>> start RECORDS SUPPLIED

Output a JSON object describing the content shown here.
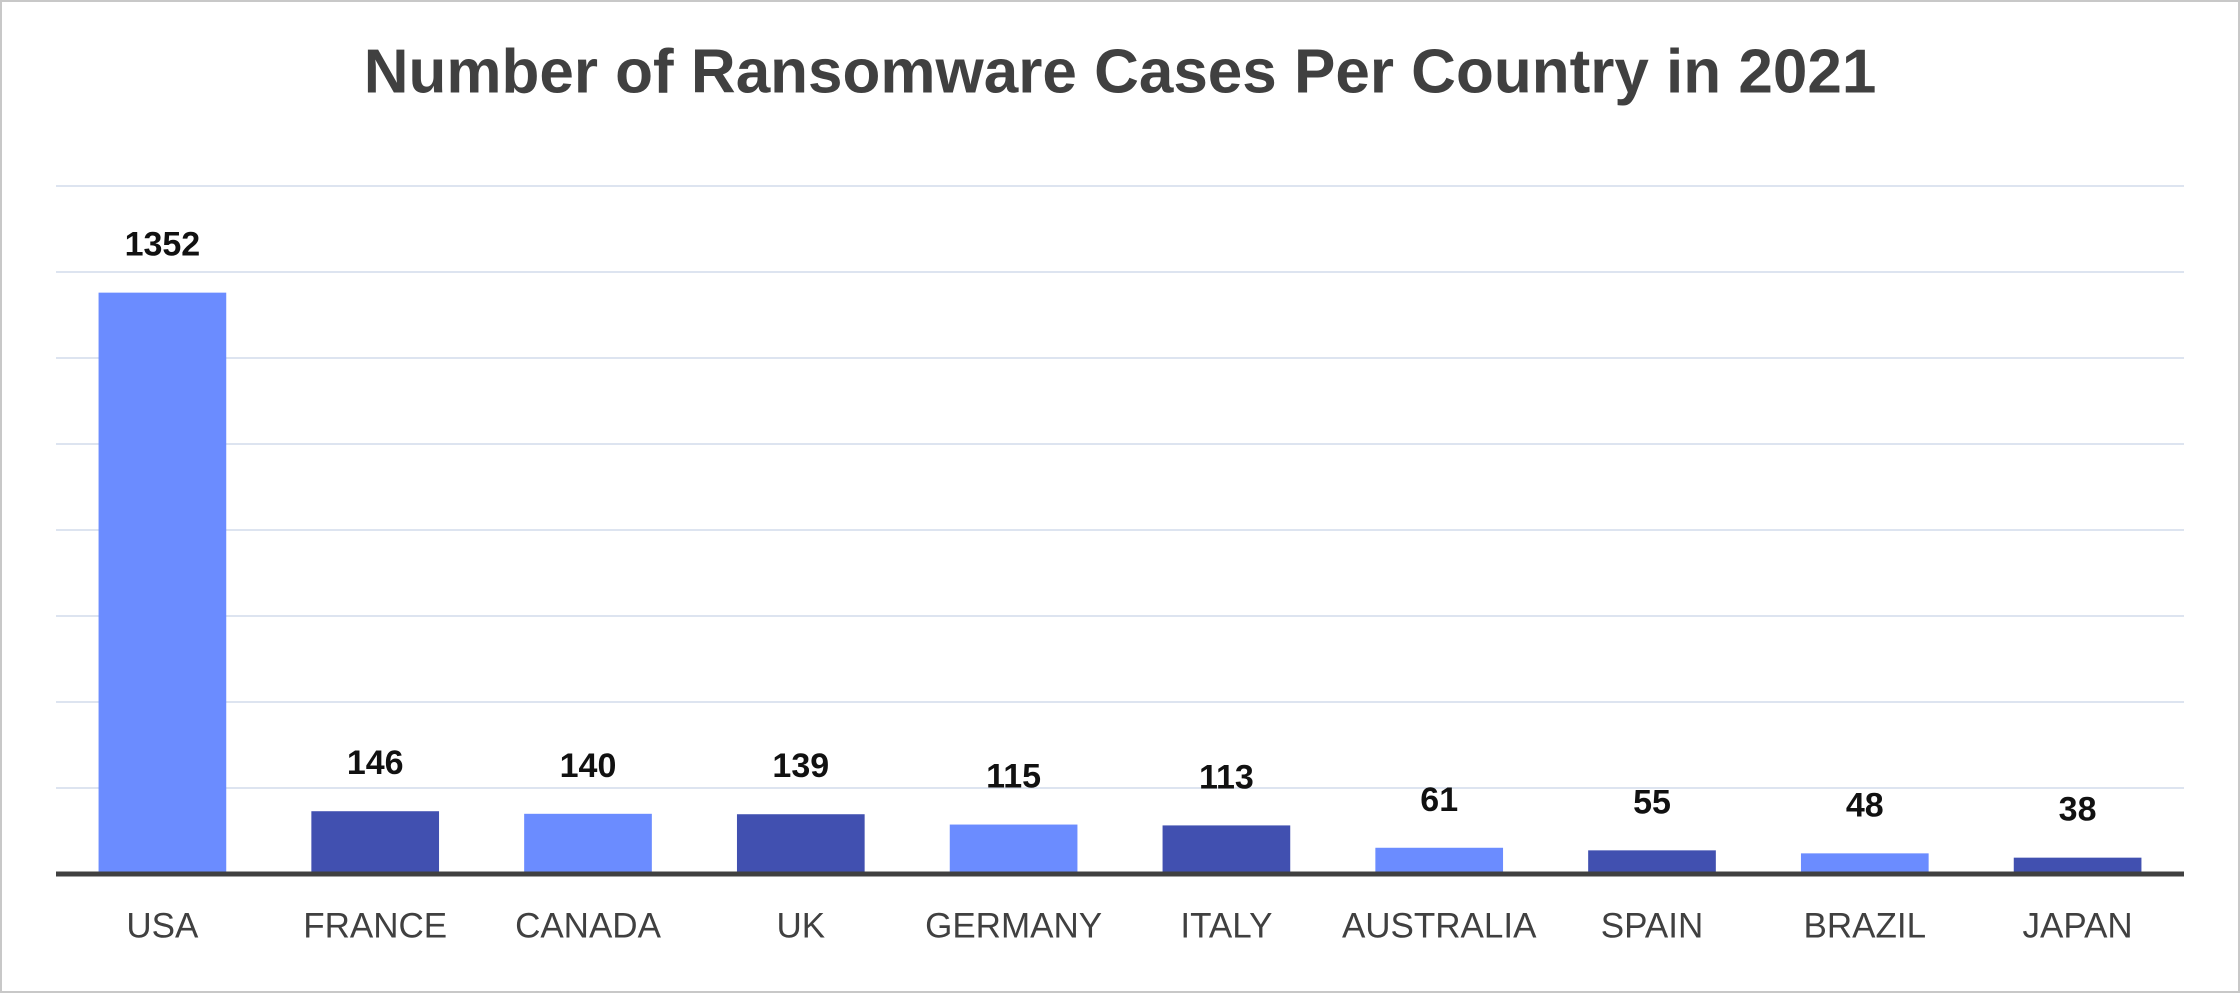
{
  "chart_data": {
    "type": "bar",
    "title": "Number of Ransomware Cases Per Country in 2021",
    "categories": [
      "USA",
      "FRANCE",
      "CANADA",
      "UK",
      "GERMANY",
      "ITALY",
      "AUSTRALIA",
      "SPAIN",
      "BRAZIL",
      "JAPAN"
    ],
    "values": [
      1352,
      146,
      140,
      139,
      115,
      113,
      61,
      55,
      48,
      38
    ],
    "colors": [
      "#6b8cff",
      "#4150b0",
      "#6b8cff",
      "#4150b0",
      "#6b8cff",
      "#4150b0",
      "#6b8cff",
      "#4150b0",
      "#6b8cff",
      "#4150b0"
    ],
    "ylim": [
      0,
      1600
    ],
    "yticks": [
      0,
      200,
      400,
      600,
      800,
      1000,
      1200,
      1400,
      1600
    ],
    "grid": true
  }
}
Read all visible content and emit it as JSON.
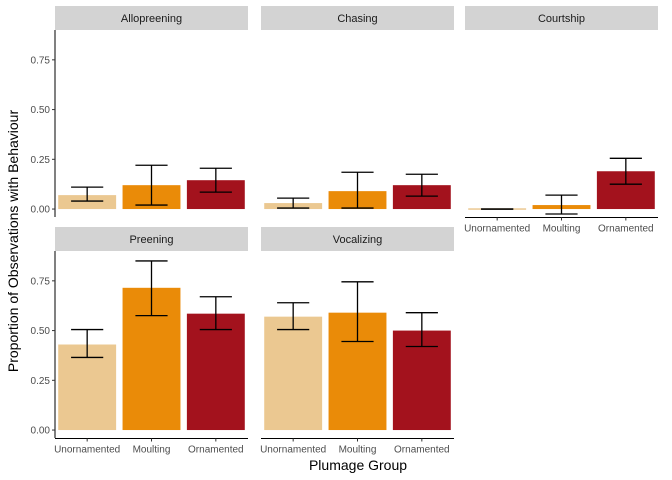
{
  "chart_data": {
    "type": "bar",
    "facet_layout": "wrap",
    "xlabel": "Plumage Group",
    "ylabel": "Proportion of Observations with Behaviour",
    "categories": [
      "Unornamented",
      "Moulting",
      "Ornamented"
    ],
    "yticks": [
      "0.00",
      "0.25",
      "0.50",
      "0.75"
    ],
    "colors": {
      "Unornamented": "#ebc891",
      "Moulting": "#ea8b08",
      "Ornamented": "#a3121d",
      "strip": "#d3d3d3"
    },
    "grid": false,
    "legend": "none",
    "panels": [
      {
        "title": "Allopreening",
        "values": [
          0.07,
          0.12,
          0.145
        ],
        "error_low": [
          0.04,
          0.02,
          0.085
        ],
        "error_high": [
          0.11,
          0.22,
          0.205
        ]
      },
      {
        "title": "Chasing",
        "values": [
          0.03,
          0.09,
          0.12
        ],
        "error_low": [
          0.005,
          0.005,
          0.065
        ],
        "error_high": [
          0.055,
          0.185,
          0.175
        ]
      },
      {
        "title": "Courtship",
        "values": [
          0.0,
          0.02,
          0.19
        ],
        "error_low": [
          0.0,
          -0.025,
          0.125
        ],
        "error_high": [
          0.0,
          0.07,
          0.255
        ]
      },
      {
        "title": "Preening",
        "values": [
          0.43,
          0.715,
          0.585
        ],
        "error_low": [
          0.365,
          0.575,
          0.505
        ],
        "error_high": [
          0.505,
          0.85,
          0.67
        ]
      },
      {
        "title": "Vocalizing",
        "values": [
          0.57,
          0.59,
          0.5
        ],
        "error_low": [
          0.505,
          0.445,
          0.42
        ],
        "error_high": [
          0.64,
          0.745,
          0.59
        ]
      }
    ],
    "ylim": [
      -0.04,
      0.9
    ]
  }
}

>> end RECORDS SUPPLIED

- _THE TASK_: All the lines above are to be reproduced exactly, except the pictures.

- _COMPLETE OUTPUT_:
Output a JSON object describing the content shown here.
{
  "chart_data": {
    "type": "bar",
    "title": "Number of Ransomware Cases Per Country in 2021",
    "categories": [
      "USA",
      "FRANCE",
      "CANADA",
      "UK",
      "GERMANY",
      "ITALY",
      "AUSTRALIA",
      "SPAIN",
      "BRAZIL",
      "JAPAN"
    ],
    "values": [
      1352,
      146,
      140,
      139,
      115,
      113,
      61,
      55,
      48,
      38
    ],
    "colors": [
      "#6b8cff",
      "#4150b0",
      "#6b8cff",
      "#4150b0",
      "#6b8cff",
      "#4150b0",
      "#6b8cff",
      "#4150b0",
      "#6b8cff",
      "#4150b0"
    ],
    "ylim": [
      0,
      1600
    ],
    "yticks": [
      0,
      200,
      400,
      600,
      800,
      1000,
      1200,
      1400,
      1600
    ],
    "grid": true
  }
}
Read all visible content and emit it as JSON.
{
  "chart_data": {
    "type": "bar",
    "facet_layout": "wrap",
    "xlabel": "Plumage Group",
    "ylabel": "Proportion of Observations with Behaviour",
    "categories": [
      "Unornamented",
      "Moulting",
      "Ornamented"
    ],
    "yticks": [
      "0.00",
      "0.25",
      "0.50",
      "0.75"
    ],
    "colors": {
      "Unornamented": "#ebc891",
      "Moulting": "#ea8b08",
      "Ornamented": "#a3121d",
      "strip": "#d3d3d3"
    },
    "grid": false,
    "legend": "none",
    "panels": [
      {
        "title": "Allopreening",
        "values": [
          0.07,
          0.12,
          0.145
        ],
        "error_low": [
          0.04,
          0.02,
          0.085
        ],
        "error_high": [
          0.11,
          0.22,
          0.205
        ]
      },
      {
        "title": "Chasing",
        "values": [
          0.03,
          0.09,
          0.12
        ],
        "error_low": [
          0.005,
          0.005,
          0.065
        ],
        "error_high": [
          0.055,
          0.185,
          0.175
        ]
      },
      {
        "title": "Courtship",
        "values": [
          0.0,
          0.02,
          0.19
        ],
        "error_low": [
          0.0,
          -0.025,
          0.125
        ],
        "error_high": [
          0.0,
          0.07,
          0.255
        ]
      },
      {
        "title": "Preening",
        "values": [
          0.43,
          0.715,
          0.585
        ],
        "error_low": [
          0.365,
          0.575,
          0.505
        ],
        "error_high": [
          0.505,
          0.85,
          0.67
        ]
      },
      {
        "title": "Vocalizing",
        "values": [
          0.57,
          0.59,
          0.5
        ],
        "error_low": [
          0.505,
          0.445,
          0.42
        ],
        "error_high": [
          0.64,
          0.745,
          0.59
        ]
      }
    ],
    "ylim": [
      -0.04,
      0.9
    ]
  }
}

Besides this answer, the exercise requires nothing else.